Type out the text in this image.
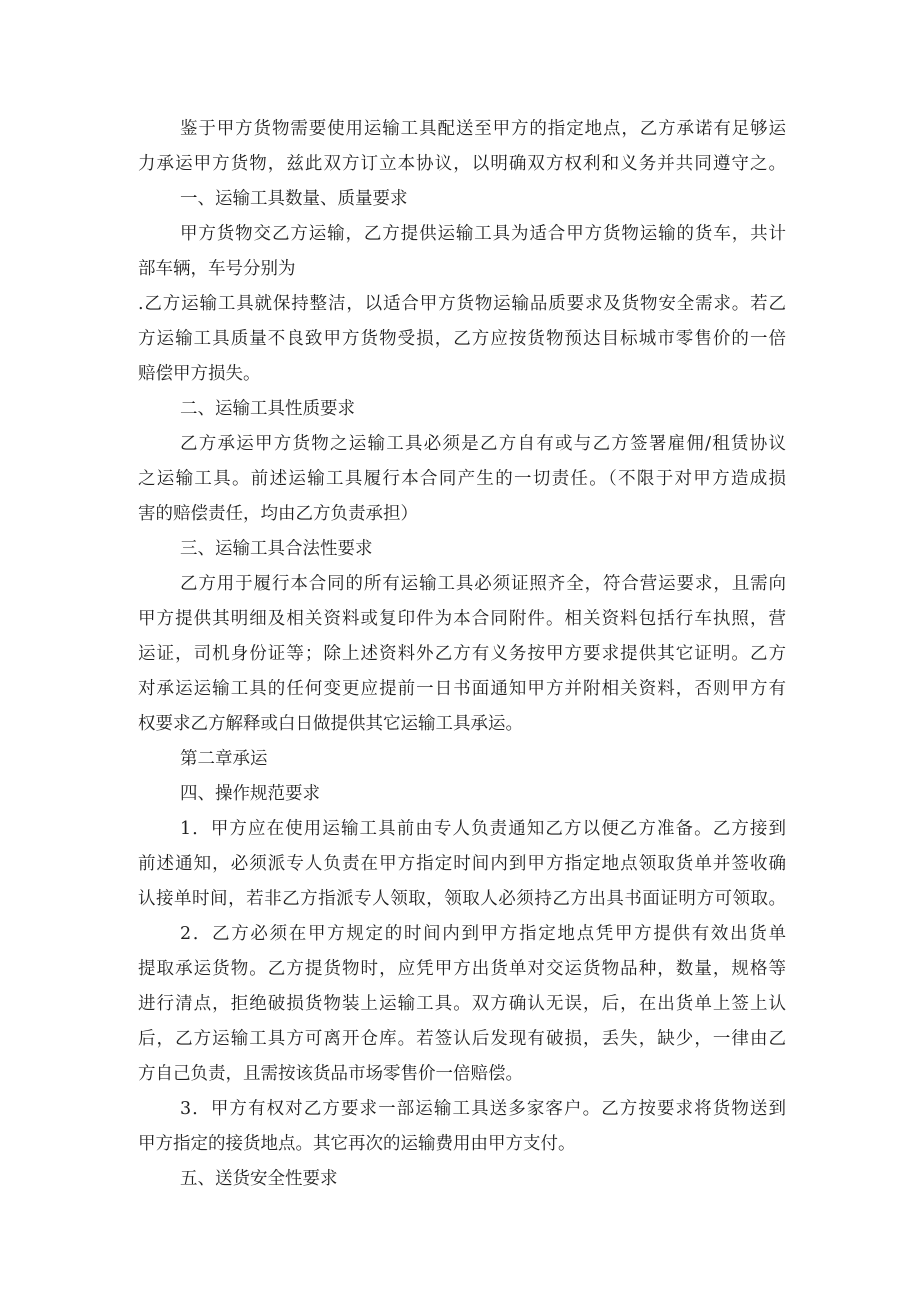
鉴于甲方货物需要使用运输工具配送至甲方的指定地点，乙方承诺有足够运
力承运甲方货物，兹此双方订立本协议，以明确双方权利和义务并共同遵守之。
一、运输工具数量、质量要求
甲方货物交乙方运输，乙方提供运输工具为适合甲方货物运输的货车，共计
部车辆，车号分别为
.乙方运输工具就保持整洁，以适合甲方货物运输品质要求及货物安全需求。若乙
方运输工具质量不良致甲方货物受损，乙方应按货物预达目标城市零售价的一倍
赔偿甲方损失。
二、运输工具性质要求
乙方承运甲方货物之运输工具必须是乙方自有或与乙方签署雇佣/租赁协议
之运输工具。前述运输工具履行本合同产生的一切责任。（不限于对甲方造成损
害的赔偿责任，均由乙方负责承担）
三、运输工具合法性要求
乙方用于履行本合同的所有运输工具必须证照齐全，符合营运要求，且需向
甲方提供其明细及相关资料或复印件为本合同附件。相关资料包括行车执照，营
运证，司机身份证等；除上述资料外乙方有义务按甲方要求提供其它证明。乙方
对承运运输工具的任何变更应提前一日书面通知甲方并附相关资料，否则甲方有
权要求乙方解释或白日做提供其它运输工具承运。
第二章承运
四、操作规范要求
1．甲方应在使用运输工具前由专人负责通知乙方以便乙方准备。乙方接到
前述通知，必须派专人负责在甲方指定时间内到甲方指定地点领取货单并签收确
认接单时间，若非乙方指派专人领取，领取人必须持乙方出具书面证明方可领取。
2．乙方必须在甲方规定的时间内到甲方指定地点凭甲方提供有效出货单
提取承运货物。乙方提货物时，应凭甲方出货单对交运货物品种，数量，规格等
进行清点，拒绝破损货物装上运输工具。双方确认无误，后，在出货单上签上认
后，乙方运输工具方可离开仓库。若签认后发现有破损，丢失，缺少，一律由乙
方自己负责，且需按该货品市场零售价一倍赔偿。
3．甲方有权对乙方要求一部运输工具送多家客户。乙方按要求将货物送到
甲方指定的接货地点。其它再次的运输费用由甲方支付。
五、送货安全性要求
········
## [Task requirements]
The records above must be transcribed exactly. Pictures are left out of the copy.

## [Solved exercise]
Type out the text in this image.
鉴于甲方货物需要使用运输工具配送至甲方的指定地点，乙方承诺有足够运
力承运甲方货物，兹此双方订立本协议，以明确双方权利和义务并共同遵守之。
一、运输工具数量、质量要求
甲方货物交乙方运输，乙方提供运输工具为适合甲方货物运输的货车，共计
部车辆，车号分别为
.乙方运输工具就保持整洁，以适合甲方货物运输品质要求及货物安全需求。若乙
方运输工具质量不良致甲方货物受损，乙方应按货物预达目标城市零售价的一倍
赔偿甲方损失。
二、运输工具性质要求
乙方承运甲方货物之运输工具必须是乙方自有或与乙方签署雇佣/租赁协议
之运输工具。前述运输工具履行本合同产生的一切责任。（不限于对甲方造成损
害的赔偿责任，均由乙方负责承担）
三、运输工具合法性要求
乙方用于履行本合同的所有运输工具必须证照齐全，符合营运要求，且需向
甲方提供其明细及相关资料或复印件为本合同附件。相关资料包括行车执照，营
运证，司机身份证等；除上述资料外乙方有义务按甲方要求提供其它证明。乙方
对承运运输工具的任何变更应提前一日书面通知甲方并附相关资料，否则甲方有
权要求乙方解释或白日做提供其它运输工具承运。
第二章承运
四、操作规范要求
1．甲方应在使用运输工具前由专人负责通知乙方以便乙方准备。乙方接到
前述通知，必须派专人负责在甲方指定时间内到甲方指定地点领取货单并签收确
认接单时间，若非乙方指派专人领取，领取人必须持乙方出具书面证明方可领取。
2．乙方必须在甲方规定的时间内到甲方指定地点凭甲方提供有效出货单
提取承运货物。乙方提货物时，应凭甲方出货单对交运货物品种，数量，规格等
进行清点，拒绝破损货物装上运输工具。双方确认无误，后，在出货单上签上认
后，乙方运输工具方可离开仓库。若签认后发现有破损，丢失，缺少，一律由乙
方自己负责，且需按该货品市场零售价一倍赔偿。
3．甲方有权对乙方要求一部运输工具送多家客户。乙方按要求将货物送到
甲方指定的接货地点。其它再次的运输费用由甲方支付。
五、送货安全性要求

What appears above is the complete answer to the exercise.